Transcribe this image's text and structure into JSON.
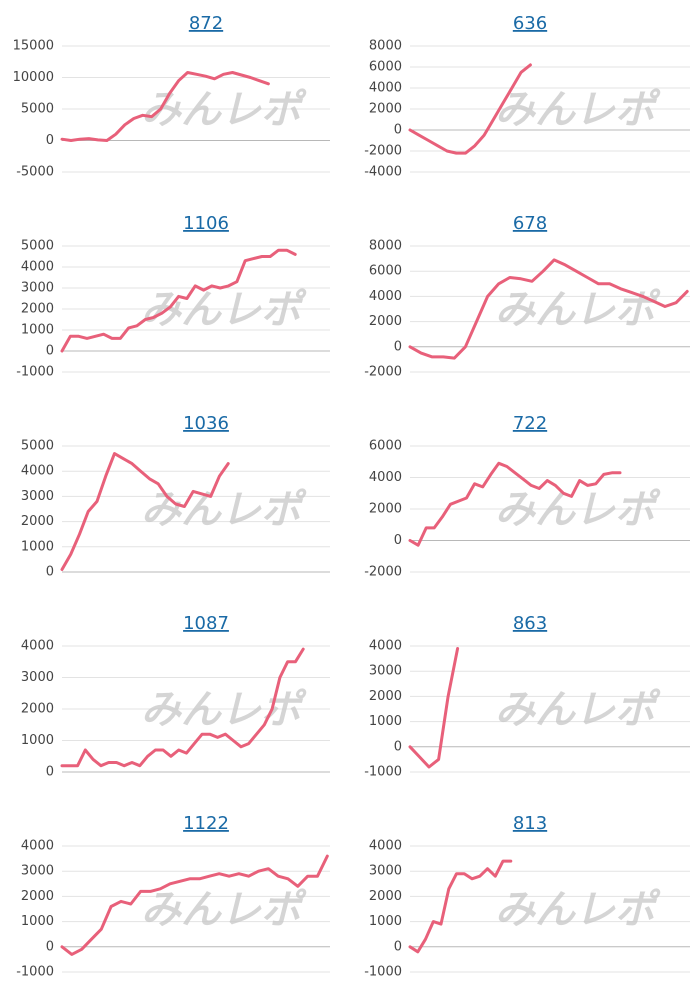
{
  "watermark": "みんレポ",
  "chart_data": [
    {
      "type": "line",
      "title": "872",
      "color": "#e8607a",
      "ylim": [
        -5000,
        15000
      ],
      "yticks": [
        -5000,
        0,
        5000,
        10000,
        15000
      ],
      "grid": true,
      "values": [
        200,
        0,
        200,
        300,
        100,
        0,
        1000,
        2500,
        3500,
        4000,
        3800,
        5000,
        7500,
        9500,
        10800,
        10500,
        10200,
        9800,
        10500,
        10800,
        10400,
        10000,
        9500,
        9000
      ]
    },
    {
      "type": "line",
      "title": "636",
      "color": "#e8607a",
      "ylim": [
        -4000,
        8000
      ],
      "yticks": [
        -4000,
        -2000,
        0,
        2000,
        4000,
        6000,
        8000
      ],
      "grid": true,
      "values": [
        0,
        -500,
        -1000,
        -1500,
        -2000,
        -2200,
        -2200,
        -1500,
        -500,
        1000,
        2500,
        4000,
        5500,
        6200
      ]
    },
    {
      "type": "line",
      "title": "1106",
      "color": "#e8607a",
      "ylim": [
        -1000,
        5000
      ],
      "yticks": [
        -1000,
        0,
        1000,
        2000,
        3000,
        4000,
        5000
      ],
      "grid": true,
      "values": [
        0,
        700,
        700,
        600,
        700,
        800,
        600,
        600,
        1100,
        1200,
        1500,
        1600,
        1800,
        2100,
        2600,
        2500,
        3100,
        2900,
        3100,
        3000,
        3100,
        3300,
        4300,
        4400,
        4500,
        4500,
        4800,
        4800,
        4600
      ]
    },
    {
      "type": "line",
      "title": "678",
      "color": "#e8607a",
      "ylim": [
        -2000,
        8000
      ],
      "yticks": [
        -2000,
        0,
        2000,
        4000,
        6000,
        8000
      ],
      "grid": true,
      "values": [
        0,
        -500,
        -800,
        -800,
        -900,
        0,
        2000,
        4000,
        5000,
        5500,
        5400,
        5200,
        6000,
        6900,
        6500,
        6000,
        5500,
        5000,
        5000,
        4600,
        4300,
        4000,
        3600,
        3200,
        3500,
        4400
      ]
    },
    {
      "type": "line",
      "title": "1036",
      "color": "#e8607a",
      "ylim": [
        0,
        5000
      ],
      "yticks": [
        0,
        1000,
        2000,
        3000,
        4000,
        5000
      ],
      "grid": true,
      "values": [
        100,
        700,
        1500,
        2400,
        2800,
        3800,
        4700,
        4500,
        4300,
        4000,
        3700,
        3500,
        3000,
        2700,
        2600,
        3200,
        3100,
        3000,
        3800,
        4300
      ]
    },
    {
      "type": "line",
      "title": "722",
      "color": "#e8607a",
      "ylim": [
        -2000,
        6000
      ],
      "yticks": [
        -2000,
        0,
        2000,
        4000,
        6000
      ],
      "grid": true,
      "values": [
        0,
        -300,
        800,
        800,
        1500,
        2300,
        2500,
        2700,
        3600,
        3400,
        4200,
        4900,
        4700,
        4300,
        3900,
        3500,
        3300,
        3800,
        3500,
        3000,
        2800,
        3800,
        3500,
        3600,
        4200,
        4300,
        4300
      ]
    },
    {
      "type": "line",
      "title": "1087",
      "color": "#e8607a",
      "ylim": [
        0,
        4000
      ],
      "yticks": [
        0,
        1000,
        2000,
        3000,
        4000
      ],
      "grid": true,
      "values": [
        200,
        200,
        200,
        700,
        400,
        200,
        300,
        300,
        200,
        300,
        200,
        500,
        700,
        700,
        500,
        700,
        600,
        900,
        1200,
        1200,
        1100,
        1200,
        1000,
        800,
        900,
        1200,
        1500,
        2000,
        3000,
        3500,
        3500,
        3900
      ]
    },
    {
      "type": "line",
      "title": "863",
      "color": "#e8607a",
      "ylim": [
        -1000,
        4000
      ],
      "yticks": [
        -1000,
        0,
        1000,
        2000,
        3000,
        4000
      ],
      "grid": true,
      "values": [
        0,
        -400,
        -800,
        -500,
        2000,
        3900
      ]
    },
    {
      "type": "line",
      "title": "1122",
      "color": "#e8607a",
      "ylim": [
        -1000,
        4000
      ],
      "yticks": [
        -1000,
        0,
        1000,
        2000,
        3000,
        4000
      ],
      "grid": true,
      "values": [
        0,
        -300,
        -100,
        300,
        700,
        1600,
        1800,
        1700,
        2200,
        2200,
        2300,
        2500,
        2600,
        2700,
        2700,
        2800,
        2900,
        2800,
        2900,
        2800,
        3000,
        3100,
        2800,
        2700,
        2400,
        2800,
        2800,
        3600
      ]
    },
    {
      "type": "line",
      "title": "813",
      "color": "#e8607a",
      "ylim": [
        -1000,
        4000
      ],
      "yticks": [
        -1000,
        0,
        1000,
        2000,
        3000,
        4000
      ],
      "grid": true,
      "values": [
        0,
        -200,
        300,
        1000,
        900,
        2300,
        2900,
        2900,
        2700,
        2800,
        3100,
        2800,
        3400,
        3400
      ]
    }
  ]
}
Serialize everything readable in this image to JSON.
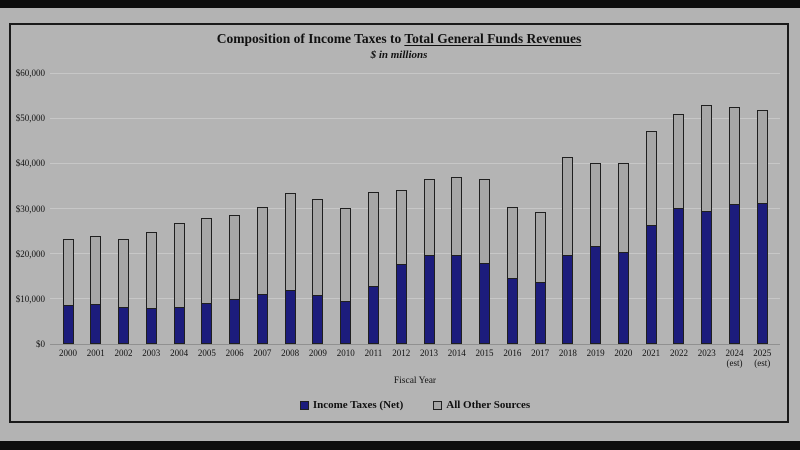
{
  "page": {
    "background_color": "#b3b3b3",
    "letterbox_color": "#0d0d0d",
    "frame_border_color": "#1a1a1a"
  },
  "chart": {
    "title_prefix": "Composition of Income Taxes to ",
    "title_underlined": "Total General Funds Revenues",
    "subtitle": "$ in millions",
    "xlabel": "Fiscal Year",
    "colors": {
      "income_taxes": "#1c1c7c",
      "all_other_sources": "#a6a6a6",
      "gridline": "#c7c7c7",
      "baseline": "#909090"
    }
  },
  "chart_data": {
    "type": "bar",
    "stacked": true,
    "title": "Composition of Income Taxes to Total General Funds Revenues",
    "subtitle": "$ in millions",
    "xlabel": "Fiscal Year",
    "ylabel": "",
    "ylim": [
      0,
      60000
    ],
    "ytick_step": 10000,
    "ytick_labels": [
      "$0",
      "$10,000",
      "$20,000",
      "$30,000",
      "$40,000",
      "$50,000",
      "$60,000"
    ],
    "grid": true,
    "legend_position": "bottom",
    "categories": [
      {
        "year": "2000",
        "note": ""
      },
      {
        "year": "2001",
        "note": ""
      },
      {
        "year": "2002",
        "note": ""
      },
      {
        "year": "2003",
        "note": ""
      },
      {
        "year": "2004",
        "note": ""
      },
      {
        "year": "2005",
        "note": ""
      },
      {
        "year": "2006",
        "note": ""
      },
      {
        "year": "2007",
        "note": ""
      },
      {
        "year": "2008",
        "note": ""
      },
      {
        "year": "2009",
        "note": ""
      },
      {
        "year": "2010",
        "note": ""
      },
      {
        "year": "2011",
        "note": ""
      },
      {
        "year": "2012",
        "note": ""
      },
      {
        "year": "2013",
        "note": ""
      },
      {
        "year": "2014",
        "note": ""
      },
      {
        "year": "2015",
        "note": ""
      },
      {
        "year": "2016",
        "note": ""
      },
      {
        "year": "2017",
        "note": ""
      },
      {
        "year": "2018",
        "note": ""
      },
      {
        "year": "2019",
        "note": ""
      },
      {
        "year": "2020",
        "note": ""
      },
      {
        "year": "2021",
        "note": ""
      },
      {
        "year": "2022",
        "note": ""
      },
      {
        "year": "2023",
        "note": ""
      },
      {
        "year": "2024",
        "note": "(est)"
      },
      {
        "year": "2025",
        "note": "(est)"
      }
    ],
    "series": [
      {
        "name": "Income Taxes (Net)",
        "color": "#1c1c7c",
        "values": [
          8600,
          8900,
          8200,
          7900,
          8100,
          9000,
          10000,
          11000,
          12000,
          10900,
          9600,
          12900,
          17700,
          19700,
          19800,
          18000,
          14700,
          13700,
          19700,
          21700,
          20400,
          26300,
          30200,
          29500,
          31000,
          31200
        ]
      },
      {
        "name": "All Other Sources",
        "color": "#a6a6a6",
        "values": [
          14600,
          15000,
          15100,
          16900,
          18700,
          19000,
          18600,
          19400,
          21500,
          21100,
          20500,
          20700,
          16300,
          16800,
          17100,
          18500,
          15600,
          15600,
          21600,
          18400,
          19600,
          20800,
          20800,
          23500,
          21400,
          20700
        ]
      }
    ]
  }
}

> [WHAT YOU NEED TO DO] Scan the entries above and work out how many lines include the word "image"; the reply is that number alone.

> [RESULT FOR THIS TASK] 2